Recorded data:
══════

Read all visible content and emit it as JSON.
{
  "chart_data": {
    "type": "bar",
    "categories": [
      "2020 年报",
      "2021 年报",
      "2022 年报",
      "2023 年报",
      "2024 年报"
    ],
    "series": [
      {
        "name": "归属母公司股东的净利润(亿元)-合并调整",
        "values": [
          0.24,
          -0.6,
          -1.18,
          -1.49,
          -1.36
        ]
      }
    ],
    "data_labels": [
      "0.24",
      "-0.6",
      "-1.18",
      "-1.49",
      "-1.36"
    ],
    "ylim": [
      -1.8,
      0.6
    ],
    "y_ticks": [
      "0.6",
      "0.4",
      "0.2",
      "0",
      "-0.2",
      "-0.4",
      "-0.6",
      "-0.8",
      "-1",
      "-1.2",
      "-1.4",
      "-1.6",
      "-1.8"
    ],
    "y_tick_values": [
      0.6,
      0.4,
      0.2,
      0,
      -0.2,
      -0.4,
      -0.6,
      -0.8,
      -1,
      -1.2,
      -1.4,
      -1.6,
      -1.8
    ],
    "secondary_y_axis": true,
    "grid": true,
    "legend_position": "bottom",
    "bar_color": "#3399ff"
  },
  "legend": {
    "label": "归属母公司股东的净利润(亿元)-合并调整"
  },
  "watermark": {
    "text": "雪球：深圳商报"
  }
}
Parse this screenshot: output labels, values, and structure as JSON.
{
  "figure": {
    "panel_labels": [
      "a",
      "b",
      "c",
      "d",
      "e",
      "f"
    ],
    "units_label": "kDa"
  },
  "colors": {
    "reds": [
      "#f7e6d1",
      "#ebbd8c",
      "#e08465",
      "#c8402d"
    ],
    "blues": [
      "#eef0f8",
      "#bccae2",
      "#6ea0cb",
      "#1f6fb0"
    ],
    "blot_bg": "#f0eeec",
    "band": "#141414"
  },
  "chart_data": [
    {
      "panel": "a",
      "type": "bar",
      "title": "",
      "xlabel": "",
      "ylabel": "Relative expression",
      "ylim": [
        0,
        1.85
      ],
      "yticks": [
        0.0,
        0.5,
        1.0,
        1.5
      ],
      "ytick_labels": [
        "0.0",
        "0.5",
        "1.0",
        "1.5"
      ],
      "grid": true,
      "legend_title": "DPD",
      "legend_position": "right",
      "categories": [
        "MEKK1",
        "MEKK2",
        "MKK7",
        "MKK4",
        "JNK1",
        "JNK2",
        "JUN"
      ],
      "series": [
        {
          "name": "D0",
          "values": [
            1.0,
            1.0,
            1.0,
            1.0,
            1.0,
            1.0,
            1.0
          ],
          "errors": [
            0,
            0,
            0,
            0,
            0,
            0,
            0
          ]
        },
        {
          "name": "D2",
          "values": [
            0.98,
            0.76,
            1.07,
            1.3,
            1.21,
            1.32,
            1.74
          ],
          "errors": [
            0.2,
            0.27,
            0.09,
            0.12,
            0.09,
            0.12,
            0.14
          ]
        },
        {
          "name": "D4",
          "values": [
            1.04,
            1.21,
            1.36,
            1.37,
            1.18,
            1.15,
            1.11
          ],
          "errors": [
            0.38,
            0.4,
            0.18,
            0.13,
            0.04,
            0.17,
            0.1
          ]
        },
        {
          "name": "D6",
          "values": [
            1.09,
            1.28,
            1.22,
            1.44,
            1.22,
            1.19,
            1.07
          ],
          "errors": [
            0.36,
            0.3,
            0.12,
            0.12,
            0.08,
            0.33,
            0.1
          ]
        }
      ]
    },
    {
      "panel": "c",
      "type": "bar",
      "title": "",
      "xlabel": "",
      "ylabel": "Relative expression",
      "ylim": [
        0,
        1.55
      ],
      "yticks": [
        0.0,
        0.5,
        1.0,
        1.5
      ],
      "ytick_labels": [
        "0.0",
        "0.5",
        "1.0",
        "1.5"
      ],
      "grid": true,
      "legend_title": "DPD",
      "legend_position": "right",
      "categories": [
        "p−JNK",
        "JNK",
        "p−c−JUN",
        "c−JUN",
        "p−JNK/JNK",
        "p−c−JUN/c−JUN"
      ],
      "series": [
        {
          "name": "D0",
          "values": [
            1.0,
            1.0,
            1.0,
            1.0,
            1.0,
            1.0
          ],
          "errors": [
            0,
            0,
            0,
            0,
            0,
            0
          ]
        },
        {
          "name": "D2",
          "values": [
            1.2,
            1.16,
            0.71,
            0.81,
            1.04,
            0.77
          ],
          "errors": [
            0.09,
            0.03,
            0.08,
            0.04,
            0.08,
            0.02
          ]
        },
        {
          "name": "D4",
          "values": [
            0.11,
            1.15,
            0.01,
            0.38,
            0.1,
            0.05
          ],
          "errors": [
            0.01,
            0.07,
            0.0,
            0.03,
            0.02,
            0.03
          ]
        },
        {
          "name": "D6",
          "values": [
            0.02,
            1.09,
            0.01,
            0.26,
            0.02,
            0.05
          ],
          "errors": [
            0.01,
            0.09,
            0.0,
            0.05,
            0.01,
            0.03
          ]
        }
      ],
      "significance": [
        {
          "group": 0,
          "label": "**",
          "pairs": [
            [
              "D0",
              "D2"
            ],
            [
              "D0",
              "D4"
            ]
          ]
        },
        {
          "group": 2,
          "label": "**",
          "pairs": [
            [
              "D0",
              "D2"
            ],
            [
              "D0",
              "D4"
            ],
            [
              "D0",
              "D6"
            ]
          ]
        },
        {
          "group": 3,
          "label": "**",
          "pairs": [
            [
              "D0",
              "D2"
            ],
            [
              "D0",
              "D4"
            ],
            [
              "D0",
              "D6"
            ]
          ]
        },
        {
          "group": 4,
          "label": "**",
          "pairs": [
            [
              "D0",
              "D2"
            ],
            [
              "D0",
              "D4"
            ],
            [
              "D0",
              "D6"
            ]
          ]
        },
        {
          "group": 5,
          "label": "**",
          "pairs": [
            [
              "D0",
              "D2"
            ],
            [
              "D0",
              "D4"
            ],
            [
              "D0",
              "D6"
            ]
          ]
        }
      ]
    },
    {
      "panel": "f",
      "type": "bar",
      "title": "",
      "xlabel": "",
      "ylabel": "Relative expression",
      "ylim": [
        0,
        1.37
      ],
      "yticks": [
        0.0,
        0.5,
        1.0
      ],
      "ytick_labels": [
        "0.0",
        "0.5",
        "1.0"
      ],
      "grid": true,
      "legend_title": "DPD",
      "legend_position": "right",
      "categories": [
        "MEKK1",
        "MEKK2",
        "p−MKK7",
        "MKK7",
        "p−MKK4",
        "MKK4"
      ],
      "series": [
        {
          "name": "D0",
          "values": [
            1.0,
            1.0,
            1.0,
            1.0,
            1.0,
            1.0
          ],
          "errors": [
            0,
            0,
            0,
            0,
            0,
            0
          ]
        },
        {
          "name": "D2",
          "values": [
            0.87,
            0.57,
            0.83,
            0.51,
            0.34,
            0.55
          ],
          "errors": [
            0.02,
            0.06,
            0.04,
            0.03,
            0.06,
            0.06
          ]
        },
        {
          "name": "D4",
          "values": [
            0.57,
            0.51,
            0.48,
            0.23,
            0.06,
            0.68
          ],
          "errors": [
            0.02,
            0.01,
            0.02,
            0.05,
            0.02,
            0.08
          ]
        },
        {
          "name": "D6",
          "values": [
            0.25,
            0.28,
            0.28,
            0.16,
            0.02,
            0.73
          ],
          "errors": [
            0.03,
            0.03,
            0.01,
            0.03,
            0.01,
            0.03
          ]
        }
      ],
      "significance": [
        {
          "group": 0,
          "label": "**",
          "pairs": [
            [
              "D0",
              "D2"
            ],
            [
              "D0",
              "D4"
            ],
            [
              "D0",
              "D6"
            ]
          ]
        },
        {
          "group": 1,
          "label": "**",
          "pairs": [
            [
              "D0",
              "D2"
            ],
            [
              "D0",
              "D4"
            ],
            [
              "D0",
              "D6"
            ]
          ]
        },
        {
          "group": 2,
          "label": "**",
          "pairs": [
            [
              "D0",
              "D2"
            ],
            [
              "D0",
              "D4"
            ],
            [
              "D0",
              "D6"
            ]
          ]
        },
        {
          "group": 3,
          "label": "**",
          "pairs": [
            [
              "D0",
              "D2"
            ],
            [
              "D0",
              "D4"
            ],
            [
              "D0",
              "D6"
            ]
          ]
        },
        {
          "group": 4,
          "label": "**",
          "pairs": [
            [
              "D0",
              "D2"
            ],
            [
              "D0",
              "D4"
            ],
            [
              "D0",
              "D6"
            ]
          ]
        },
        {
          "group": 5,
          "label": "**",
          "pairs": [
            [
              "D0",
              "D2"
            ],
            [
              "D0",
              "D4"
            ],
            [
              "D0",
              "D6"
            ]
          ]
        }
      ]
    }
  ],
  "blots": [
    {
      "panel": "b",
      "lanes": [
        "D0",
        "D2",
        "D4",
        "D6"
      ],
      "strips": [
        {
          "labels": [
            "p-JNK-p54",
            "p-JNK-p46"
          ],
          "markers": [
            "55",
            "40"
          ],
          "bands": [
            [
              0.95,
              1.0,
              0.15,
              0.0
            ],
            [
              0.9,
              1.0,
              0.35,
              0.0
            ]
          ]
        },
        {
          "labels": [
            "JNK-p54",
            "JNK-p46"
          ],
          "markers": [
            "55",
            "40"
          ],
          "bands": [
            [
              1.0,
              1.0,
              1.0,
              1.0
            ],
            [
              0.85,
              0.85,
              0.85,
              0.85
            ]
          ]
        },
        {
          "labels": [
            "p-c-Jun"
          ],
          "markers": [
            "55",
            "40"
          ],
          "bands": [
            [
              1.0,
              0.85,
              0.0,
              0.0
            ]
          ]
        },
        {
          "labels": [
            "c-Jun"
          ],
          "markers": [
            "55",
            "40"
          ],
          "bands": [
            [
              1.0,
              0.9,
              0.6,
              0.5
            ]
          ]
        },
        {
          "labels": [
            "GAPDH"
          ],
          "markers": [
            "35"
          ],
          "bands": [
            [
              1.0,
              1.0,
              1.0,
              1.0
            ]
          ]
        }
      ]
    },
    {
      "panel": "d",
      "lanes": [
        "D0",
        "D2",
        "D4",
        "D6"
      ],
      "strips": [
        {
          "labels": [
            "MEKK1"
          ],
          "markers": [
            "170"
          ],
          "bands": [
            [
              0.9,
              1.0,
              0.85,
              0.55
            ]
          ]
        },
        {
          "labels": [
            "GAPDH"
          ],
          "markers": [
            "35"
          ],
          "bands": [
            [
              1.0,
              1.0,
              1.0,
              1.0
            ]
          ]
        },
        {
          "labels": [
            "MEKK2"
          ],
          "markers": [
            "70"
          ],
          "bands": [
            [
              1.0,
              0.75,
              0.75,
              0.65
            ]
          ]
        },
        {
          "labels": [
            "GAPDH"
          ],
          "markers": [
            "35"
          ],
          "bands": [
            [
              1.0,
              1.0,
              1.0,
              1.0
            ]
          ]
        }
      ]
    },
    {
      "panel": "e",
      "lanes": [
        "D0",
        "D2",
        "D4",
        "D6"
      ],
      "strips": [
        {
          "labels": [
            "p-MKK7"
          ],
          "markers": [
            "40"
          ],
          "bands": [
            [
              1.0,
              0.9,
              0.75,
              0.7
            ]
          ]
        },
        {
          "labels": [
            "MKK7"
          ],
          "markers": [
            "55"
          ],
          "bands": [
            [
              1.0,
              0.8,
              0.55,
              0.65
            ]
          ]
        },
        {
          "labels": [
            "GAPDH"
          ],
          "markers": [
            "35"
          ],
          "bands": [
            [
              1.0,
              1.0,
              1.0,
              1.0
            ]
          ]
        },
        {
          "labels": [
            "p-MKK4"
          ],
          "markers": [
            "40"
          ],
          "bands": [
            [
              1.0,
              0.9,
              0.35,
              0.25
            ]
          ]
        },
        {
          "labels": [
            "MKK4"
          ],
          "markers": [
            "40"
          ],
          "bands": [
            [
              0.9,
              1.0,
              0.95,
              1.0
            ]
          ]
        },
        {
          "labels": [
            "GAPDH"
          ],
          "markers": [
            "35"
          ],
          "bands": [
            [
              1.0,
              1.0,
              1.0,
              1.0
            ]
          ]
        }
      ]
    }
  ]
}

══════

Problem to solve: Choose all lines containing the string "JSON" and copy them out.

Response to the exercise:
Read all visible content and emit it as JSON.
Parse this screenshot: output labels, values, and structure as JSON.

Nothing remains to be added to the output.